▶ DATASET RECORDS

▬▬▬

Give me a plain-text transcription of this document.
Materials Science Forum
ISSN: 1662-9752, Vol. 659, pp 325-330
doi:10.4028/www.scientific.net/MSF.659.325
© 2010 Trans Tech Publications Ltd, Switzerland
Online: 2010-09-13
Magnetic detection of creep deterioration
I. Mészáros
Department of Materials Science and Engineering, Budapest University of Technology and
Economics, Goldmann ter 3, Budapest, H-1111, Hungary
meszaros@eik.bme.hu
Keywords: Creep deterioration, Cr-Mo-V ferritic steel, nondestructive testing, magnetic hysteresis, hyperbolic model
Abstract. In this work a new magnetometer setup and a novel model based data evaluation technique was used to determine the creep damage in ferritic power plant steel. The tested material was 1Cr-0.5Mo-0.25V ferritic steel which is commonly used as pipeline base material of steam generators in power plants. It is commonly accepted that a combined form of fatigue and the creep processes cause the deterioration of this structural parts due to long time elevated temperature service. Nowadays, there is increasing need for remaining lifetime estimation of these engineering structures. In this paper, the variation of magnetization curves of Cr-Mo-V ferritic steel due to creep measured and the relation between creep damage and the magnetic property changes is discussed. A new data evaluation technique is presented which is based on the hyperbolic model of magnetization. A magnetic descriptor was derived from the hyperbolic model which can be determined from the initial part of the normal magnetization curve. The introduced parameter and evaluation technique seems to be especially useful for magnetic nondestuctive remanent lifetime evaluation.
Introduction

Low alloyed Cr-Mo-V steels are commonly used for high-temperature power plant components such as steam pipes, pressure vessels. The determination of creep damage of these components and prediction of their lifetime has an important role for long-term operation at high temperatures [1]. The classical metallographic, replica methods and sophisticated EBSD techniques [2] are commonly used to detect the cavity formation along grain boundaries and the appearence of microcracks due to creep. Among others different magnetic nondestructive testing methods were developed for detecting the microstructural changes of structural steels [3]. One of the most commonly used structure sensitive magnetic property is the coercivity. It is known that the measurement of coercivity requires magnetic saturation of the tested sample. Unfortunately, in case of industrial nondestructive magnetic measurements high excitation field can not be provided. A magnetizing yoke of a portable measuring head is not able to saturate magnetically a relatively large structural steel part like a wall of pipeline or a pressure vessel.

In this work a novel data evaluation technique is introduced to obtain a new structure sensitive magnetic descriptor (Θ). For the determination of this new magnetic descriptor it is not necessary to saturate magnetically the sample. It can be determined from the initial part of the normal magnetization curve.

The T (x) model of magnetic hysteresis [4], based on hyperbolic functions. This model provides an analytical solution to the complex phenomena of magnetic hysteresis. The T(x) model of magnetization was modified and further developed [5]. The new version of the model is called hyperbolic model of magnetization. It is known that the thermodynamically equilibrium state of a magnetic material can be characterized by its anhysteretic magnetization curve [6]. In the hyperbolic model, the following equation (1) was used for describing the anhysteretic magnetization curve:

▬▬▬

▶ GIVEN INSTRUCTION
Whichever lines contain the string "lifetime", select and copy them.

▶ SOLUTION FOR THIS TASK
Abstract. In this work a new magnetometer setup and a novel model based data evaluation technique was used to determine the creep damage in ferritic power plant steel. The tested material was 1Cr-0.5Mo-0.25V ferritic steel which is commonly used as pipeline base material of steam generators in power plants. It is commonly accepted that a combined form of fatigue and the creep processes cause the deterioration of this structural parts due to long time elevated temperature service. Nowadays, there is increasing need for remaining lifetime estimation of these engineering structures. In this paper, the variation of magnetization curves of Cr-Mo-V ferritic steel due to creep measured and the relation between creep damage and the magnetic property changes is discussed. A new data evaluation technique is presented which is based on the hyperbolic model of magnetization. A magnetic descriptor was derived from the hyperbolic model which can be determined from the initial part of the normal magnetization curve. The introduced parameter and evaluation technique seems to be especially useful for magnetic nondestuctive remanent lifetime evaluation.
Low alloyed Cr-Mo-V steels are commonly used for high-temperature power plant components such as steam pipes, pressure vessels. The determination of creep damage of these components and prediction of their lifetime has an important role for long-term operation at high temperatures [1]. The classical metallographic, replica methods and sophisticated EBSD techniques [2] are commonly used to detect the cavity formation along grain boundaries and the appearence of microcracks due to creep. Among others different magnetic nondestructive testing methods were developed for detecting the microstructural changes of structural steels [3]. One of the most commonly used structure sensitive magnetic property is the coercivity. It is known that the measurement of coercivity requires magnetic saturation of the tested sample. Unfortunately, in case of industrial nondestructive magnetic measurements high excitation field can not be provided. A magnetizing yoke of a portable measuring head is not able to saturate magnetically a relatively large structural steel part like a wall of pipeline or a pressure vessel.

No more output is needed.